Transcribe the records below exactly as they appear.

- _Data to use_
>> BEGIN

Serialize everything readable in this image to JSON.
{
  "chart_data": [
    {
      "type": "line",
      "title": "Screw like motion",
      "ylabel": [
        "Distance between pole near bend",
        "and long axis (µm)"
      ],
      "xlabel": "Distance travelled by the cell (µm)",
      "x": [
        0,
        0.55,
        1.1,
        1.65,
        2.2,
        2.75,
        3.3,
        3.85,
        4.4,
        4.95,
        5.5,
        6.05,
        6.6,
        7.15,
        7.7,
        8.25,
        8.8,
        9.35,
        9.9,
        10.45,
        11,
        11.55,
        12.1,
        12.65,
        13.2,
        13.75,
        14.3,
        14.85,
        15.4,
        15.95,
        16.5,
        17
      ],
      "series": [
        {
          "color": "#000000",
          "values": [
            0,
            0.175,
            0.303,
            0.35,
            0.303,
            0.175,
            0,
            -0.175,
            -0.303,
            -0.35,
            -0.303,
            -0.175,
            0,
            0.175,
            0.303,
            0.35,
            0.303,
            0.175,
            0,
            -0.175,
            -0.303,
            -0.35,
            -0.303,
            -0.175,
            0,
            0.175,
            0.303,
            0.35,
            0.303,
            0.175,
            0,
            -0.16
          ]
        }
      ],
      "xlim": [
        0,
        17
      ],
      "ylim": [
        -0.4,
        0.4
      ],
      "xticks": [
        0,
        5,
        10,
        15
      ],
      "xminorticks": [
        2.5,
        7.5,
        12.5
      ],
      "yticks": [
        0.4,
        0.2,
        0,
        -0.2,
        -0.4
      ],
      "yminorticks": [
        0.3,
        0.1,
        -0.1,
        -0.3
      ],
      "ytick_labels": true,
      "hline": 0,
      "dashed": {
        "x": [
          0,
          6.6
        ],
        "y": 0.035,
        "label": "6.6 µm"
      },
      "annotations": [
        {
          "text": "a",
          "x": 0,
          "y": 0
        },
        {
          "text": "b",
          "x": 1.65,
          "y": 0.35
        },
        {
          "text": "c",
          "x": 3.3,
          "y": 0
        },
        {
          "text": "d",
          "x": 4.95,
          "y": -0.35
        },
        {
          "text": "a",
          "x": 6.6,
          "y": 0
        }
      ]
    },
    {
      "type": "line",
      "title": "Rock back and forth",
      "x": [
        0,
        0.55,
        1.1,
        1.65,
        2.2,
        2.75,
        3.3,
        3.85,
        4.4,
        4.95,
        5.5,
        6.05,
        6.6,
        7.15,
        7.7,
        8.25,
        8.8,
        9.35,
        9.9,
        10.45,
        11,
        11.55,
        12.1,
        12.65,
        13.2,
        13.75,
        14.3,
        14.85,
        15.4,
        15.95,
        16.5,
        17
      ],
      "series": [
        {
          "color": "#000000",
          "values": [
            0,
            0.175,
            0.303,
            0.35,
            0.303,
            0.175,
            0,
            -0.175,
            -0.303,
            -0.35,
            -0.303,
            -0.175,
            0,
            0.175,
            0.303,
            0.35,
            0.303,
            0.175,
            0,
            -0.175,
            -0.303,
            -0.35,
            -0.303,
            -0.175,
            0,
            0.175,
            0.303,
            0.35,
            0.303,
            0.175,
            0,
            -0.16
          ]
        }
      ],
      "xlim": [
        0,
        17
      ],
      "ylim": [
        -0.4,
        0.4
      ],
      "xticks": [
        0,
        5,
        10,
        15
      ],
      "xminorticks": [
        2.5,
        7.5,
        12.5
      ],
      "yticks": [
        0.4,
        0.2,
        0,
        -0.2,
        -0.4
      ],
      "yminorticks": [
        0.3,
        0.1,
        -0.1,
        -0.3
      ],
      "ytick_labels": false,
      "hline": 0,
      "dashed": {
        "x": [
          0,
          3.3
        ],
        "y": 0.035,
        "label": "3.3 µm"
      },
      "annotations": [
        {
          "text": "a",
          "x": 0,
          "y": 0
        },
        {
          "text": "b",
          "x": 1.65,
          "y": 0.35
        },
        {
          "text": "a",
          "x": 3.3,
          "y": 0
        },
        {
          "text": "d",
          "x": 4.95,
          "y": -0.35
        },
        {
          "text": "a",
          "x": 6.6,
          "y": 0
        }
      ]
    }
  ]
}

>> END

- _Complete output_
Serialize everything readable in this image to JSON.
{
  "chart_data": [
    {
      "type": "line",
      "title": "Screw like motion",
      "ylabel": [
        "Distance between pole near bend",
        "and long axis (µm)"
      ],
      "xlabel": "Distance travelled by the cell (µm)",
      "x": [
        0,
        0.55,
        1.1,
        1.65,
        2.2,
        2.75,
        3.3,
        3.85,
        4.4,
        4.95,
        5.5,
        6.05,
        6.6,
        7.15,
        7.7,
        8.25,
        8.8,
        9.35,
        9.9,
        10.45,
        11,
        11.55,
        12.1,
        12.65,
        13.2,
        13.75,
        14.3,
        14.85,
        15.4,
        15.95,
        16.5,
        17
      ],
      "series": [
        {
          "color": "#000000",
          "values": [
            0,
            0.175,
            0.303,
            0.35,
            0.303,
            0.175,
            0,
            -0.175,
            -0.303,
            -0.35,
            -0.303,
            -0.175,
            0,
            0.175,
            0.303,
            0.35,
            0.303,
            0.175,
            0,
            -0.175,
            -0.303,
            -0.35,
            -0.303,
            -0.175,
            0,
            0.175,
            0.303,
            0.35,
            0.303,
            0.175,
            0,
            -0.16
          ]
        }
      ],
      "xlim": [
        0,
        17
      ],
      "ylim": [
        -0.4,
        0.4
      ],
      "xticks": [
        0,
        5,
        10,
        15
      ],
      "xminorticks": [
        2.5,
        7.5,
        12.5
      ],
      "yticks": [
        0.4,
        0.2,
        0,
        -0.2,
        -0.4
      ],
      "yminorticks": [
        0.3,
        0.1,
        -0.1,
        -0.3
      ],
      "ytick_labels": true,
      "hline": 0,
      "dashed": {
        "x": [
          0,
          6.6
        ],
        "y": 0.035,
        "label": "6.6 µm"
      },
      "annotations": [
        {
          "text": "a",
          "x": 0,
          "y": 0
        },
        {
          "text": "b",
          "x": 1.65,
          "y": 0.35
        },
        {
          "text": "c",
          "x": 3.3,
          "y": 0
        },
        {
          "text": "d",
          "x": 4.95,
          "y": -0.35
        },
        {
          "text": "a",
          "x": 6.6,
          "y": 0
        }
      ]
    },
    {
      "type": "line",
      "title": "Rock back and forth",
      "x": [
        0,
        0.55,
        1.1,
        1.65,
        2.2,
        2.75,
        3.3,
        3.85,
        4.4,
        4.95,
        5.5,
        6.05,
        6.6,
        7.15,
        7.7,
        8.25,
        8.8,
        9.35,
        9.9,
        10.45,
        11,
        11.55,
        12.1,
        12.65,
        13.2,
        13.75,
        14.3,
        14.85,
        15.4,
        15.95,
        16.5,
        17
      ],
      "series": [
        {
          "color": "#000000",
          "values": [
            0,
            0.175,
            0.303,
            0.35,
            0.303,
            0.175,
            0,
            -0.175,
            -0.303,
            -0.35,
            -0.303,
            -0.175,
            0,
            0.175,
            0.303,
            0.35,
            0.303,
            0.175,
            0,
            -0.175,
            -0.303,
            -0.35,
            -0.303,
            -0.175,
            0,
            0.175,
            0.303,
            0.35,
            0.303,
            0.175,
            0,
            -0.16
          ]
        }
      ],
      "xlim": [
        0,
        17
      ],
      "ylim": [
        -0.4,
        0.4
      ],
      "xticks": [
        0,
        5,
        10,
        15
      ],
      "xminorticks": [
        2.5,
        7.5,
        12.5
      ],
      "yticks": [
        0.4,
        0.2,
        0,
        -0.2,
        -0.4
      ],
      "yminorticks": [
        0.3,
        0.1,
        -0.1,
        -0.3
      ],
      "ytick_labels": false,
      "hline": 0,
      "dashed": {
        "x": [
          0,
          3.3
        ],
        "y": 0.035,
        "label": "3.3 µm"
      },
      "annotations": [
        {
          "text": "a",
          "x": 0,
          "y": 0
        },
        {
          "text": "b",
          "x": 1.65,
          "y": 0.35
        },
        {
          "text": "a",
          "x": 3.3,
          "y": 0
        },
        {
          "text": "d",
          "x": 4.95,
          "y": -0.35
        },
        {
          "text": "a",
          "x": 6.6,
          "y": 0
        }
      ]
    }
  ]
}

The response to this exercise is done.